▶ What you will do
Count every line below in which "JSON" occurs, then give only the count.

Records from a data collection:

○ ○ ○ ○ ○

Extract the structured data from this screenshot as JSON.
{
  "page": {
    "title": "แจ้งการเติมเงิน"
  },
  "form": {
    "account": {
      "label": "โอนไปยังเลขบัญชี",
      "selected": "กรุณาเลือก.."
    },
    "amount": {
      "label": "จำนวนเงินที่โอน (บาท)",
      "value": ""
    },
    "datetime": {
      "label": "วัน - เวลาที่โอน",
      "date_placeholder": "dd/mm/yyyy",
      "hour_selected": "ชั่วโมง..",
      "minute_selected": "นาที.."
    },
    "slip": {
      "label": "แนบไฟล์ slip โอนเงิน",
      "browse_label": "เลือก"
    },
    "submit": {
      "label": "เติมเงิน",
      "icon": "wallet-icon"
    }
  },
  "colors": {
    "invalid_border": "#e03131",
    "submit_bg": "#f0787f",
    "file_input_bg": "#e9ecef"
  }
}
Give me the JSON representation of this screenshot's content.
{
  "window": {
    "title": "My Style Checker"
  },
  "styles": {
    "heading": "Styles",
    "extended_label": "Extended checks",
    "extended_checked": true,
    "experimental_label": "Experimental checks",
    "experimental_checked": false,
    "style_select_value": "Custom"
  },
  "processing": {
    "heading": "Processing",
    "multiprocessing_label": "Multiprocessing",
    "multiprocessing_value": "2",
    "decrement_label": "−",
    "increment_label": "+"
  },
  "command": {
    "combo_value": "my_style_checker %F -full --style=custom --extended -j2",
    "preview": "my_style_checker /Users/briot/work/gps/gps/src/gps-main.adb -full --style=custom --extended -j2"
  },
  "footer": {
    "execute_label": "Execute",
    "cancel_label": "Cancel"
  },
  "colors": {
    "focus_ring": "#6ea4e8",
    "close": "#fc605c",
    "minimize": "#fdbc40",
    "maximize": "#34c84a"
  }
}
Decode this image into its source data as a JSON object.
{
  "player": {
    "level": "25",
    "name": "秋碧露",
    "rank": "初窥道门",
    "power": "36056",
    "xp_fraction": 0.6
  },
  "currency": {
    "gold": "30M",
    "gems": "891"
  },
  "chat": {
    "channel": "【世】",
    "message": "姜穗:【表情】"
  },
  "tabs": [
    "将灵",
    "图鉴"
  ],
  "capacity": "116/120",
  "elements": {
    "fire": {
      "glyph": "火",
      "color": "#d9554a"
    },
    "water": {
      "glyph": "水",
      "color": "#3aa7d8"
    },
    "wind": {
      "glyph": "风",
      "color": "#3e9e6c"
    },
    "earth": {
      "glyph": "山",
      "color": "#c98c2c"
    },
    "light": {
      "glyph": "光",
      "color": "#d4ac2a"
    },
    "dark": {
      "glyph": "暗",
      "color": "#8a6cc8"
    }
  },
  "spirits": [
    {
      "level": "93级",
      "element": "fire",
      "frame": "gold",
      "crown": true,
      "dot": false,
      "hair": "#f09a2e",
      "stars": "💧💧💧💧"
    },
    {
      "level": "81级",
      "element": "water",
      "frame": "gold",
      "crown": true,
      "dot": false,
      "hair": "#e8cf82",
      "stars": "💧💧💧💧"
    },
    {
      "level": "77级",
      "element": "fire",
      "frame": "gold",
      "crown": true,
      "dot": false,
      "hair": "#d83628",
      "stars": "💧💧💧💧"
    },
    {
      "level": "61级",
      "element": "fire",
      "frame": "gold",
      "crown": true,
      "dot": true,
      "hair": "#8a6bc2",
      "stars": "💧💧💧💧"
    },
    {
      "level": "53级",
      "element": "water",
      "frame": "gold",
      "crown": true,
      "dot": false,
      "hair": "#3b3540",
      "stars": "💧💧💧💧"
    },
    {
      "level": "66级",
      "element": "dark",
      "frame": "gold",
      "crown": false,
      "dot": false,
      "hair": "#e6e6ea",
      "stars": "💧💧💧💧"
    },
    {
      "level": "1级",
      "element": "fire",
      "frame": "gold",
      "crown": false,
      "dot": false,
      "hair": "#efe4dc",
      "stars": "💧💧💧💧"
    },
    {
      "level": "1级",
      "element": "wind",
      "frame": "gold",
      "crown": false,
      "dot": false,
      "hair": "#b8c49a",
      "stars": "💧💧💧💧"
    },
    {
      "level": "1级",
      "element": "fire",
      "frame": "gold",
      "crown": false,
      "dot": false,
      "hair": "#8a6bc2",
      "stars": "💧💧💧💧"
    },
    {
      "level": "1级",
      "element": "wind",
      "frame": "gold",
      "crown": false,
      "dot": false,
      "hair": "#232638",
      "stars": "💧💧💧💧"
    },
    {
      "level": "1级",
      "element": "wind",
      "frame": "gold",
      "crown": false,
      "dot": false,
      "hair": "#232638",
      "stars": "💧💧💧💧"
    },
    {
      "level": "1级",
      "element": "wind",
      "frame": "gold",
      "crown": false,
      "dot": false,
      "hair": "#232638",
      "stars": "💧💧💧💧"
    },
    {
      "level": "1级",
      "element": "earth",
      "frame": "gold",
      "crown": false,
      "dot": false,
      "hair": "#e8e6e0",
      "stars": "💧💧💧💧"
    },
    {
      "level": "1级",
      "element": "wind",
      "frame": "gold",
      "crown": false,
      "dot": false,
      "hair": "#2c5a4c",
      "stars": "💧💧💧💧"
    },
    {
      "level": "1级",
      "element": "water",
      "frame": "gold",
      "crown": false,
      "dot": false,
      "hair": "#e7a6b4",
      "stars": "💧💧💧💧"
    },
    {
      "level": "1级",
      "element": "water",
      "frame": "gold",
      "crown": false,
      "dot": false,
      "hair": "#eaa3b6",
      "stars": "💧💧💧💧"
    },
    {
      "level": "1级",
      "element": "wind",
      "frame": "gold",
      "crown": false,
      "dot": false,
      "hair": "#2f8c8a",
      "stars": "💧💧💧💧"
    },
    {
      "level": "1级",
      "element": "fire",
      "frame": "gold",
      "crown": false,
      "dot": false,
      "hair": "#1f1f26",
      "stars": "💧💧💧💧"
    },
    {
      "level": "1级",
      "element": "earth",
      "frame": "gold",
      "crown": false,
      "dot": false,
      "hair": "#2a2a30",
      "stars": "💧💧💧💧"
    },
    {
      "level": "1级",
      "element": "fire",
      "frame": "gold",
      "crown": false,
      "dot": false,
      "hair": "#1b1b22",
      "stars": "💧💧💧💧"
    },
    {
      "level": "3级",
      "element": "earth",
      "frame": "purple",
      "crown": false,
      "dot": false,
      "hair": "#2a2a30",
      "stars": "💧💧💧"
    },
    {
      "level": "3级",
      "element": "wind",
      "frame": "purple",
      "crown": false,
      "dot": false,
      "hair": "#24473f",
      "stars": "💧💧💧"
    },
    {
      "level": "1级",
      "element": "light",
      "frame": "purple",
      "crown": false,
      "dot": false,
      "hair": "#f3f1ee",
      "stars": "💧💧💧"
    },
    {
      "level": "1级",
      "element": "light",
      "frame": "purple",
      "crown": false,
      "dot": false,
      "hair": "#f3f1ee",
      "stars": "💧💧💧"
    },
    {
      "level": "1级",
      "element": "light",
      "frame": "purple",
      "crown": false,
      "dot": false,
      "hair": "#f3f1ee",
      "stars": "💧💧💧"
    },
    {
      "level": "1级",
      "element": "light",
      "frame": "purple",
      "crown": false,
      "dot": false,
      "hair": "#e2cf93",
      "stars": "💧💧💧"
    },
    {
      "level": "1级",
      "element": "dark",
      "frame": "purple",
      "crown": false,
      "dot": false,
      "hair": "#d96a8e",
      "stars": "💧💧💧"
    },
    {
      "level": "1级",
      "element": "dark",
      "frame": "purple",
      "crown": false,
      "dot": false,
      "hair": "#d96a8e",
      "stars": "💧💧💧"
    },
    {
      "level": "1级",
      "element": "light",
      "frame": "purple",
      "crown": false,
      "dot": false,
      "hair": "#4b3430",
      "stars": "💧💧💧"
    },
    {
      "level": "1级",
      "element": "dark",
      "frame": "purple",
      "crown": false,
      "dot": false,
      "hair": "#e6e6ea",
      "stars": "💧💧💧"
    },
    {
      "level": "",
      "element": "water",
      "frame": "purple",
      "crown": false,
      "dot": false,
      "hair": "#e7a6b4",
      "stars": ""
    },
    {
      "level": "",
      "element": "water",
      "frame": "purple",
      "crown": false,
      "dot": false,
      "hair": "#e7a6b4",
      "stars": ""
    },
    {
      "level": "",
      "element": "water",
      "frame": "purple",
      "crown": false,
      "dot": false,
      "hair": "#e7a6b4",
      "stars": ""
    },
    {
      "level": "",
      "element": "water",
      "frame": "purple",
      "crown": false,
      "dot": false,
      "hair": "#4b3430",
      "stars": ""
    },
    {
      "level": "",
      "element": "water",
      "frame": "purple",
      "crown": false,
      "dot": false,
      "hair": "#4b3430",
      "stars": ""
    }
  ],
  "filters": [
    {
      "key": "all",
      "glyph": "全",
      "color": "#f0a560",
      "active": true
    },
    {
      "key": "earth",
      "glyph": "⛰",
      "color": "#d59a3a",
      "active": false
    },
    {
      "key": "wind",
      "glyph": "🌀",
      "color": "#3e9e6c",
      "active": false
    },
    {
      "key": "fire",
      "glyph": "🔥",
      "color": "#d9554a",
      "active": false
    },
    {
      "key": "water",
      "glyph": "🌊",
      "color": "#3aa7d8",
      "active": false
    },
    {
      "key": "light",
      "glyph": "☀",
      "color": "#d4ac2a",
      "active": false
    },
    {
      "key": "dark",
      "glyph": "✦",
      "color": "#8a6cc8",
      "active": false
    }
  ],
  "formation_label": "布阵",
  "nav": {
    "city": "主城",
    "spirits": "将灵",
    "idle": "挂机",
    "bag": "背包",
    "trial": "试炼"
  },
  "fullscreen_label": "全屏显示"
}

○ ○ ○ ○ ○

▶ Finished task
3